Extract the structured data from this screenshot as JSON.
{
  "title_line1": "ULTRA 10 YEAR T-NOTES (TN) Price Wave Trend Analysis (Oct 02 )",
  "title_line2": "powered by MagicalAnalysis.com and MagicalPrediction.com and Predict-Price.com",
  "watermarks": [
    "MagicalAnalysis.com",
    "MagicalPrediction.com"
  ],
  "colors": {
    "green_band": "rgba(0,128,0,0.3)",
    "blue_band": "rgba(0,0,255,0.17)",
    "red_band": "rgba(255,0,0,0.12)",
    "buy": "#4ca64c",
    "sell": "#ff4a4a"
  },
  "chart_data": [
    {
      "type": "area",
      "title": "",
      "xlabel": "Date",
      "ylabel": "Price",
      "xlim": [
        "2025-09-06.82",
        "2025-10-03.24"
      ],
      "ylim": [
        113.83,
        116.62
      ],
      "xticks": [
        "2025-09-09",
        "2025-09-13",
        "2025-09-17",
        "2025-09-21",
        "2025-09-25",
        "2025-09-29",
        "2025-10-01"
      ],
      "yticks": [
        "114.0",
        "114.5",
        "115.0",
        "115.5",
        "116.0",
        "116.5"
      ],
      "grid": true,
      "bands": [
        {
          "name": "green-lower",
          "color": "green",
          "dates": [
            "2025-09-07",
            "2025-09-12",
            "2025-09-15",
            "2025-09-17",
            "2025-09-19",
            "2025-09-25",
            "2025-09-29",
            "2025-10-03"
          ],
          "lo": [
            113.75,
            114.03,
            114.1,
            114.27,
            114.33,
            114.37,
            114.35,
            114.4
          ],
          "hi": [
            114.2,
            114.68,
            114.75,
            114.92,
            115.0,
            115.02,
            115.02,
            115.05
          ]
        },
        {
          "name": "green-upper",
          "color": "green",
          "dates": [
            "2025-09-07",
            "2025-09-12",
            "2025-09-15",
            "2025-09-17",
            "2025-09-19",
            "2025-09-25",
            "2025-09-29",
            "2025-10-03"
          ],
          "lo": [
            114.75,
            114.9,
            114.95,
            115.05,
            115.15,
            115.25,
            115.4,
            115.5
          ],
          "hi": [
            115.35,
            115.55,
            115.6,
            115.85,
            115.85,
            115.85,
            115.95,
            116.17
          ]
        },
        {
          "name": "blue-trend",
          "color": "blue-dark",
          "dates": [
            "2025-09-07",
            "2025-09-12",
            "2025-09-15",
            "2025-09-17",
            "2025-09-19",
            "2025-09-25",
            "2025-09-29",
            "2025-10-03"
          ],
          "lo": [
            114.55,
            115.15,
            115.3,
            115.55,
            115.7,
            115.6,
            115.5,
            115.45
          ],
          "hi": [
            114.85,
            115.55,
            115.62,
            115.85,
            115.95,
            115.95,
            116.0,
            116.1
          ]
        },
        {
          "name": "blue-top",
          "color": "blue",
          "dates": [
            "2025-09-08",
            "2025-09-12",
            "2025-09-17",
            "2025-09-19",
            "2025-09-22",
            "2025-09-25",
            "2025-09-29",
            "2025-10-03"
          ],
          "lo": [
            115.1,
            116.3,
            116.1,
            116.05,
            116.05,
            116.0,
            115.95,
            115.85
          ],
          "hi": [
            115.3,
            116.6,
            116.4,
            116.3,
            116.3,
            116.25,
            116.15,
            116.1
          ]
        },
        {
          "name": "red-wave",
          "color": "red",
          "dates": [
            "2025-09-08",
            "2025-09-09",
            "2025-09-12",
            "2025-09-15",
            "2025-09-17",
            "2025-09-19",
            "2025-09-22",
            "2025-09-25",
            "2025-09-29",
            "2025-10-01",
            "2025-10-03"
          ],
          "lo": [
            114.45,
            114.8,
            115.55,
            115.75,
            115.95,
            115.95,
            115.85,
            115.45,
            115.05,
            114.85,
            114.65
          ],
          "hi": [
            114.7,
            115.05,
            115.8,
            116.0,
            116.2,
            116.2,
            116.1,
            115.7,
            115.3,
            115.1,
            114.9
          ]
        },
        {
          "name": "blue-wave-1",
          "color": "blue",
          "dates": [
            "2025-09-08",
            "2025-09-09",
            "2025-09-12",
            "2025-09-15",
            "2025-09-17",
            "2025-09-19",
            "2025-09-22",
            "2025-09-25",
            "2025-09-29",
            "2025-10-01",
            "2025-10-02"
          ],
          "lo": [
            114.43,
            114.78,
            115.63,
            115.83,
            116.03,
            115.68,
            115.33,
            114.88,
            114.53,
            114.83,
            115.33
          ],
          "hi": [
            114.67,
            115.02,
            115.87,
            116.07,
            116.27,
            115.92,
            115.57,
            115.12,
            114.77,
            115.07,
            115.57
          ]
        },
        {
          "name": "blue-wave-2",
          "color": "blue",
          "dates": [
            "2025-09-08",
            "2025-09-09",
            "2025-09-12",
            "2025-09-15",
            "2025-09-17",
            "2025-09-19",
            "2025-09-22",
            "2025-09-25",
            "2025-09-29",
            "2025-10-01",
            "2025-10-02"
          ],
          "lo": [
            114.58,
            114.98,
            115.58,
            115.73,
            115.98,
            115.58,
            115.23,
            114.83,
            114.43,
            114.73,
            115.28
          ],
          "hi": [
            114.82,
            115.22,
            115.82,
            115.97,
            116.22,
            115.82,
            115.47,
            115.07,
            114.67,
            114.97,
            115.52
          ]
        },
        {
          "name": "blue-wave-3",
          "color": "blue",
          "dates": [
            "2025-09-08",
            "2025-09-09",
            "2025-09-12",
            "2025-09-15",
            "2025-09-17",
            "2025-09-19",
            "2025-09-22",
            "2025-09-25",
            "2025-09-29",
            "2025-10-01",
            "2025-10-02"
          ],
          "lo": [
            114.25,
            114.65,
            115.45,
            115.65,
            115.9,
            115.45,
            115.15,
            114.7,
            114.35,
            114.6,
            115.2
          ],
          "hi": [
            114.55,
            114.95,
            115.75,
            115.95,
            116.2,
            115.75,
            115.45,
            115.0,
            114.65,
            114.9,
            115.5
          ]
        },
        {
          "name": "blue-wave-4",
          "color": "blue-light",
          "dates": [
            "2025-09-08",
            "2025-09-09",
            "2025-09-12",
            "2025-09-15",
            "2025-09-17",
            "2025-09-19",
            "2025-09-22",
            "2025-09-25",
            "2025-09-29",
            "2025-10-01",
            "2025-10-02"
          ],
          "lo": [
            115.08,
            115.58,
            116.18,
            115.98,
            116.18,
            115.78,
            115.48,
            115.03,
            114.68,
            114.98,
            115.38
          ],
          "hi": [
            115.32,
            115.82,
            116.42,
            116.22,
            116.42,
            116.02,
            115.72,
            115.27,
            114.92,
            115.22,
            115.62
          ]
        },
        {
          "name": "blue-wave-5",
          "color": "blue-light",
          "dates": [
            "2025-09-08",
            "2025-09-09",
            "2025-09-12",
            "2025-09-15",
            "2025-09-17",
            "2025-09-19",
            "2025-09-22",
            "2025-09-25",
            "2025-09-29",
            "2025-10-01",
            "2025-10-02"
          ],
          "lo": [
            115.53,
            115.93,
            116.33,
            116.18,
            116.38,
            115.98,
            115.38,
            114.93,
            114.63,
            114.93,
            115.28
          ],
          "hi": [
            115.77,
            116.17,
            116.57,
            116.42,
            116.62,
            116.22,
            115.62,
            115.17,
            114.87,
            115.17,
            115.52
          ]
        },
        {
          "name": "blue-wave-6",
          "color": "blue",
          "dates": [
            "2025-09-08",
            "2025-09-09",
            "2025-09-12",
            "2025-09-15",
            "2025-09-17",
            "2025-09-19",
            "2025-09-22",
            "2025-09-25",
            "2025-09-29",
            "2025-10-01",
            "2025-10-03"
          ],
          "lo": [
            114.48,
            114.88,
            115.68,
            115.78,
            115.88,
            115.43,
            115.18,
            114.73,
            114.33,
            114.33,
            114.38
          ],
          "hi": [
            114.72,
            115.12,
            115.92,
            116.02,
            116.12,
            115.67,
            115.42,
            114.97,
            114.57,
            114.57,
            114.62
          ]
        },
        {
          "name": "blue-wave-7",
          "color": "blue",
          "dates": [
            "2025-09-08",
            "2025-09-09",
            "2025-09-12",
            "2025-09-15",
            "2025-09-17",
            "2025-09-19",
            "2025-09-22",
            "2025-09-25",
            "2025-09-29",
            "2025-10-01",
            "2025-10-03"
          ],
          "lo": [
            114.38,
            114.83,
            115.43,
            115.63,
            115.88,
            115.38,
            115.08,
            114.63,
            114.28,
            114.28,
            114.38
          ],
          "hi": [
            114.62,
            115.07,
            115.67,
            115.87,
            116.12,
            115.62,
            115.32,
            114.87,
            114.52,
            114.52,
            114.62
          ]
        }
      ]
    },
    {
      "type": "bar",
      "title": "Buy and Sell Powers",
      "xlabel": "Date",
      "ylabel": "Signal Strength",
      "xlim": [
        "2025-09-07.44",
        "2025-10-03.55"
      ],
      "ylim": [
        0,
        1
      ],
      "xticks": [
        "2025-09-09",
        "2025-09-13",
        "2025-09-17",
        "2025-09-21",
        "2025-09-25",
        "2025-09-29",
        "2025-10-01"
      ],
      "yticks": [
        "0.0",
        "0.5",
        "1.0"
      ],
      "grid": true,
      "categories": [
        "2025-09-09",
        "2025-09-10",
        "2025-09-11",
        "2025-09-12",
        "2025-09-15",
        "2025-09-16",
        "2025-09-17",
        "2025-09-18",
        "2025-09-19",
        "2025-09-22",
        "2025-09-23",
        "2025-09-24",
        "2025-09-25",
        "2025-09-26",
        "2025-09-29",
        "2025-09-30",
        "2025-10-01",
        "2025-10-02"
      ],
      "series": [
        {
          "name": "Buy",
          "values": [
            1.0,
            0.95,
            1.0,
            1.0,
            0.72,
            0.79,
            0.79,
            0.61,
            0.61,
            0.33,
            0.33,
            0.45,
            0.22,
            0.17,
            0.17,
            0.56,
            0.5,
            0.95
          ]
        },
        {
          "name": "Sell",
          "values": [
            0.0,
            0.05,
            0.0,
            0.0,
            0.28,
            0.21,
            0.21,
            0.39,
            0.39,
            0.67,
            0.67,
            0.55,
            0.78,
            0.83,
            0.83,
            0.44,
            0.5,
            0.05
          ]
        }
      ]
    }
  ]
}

(WHAT YOU SHOULD DO)
Where a line holds "MagicalAnalysis", copy that line.

(SOLUTION FOR THIS TASK)
  "title_line2": "powered by MagicalAnalysis.com and MagicalPrediction.com and Predict-Price.com",
    "MagicalAnalysis.com",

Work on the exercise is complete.